THE REQUEST.
Which lines hold the word "người"? Copy each of them from the material.
>>
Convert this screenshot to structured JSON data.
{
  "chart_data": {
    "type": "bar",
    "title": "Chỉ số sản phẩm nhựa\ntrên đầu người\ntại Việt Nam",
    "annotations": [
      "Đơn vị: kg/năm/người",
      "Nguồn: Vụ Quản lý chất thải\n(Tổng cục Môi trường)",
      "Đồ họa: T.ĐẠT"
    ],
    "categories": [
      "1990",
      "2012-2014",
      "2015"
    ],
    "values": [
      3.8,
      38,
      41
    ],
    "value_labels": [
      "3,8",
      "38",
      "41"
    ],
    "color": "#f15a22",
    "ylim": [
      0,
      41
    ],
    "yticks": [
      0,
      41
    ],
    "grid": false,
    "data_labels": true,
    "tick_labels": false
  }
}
<<
FINISHED TASK.
    "title": "Chỉ số sản phẩm nhựa\ntrên đầu người\ntại Việt Nam",
      "Đơn vị: kg/năm/người",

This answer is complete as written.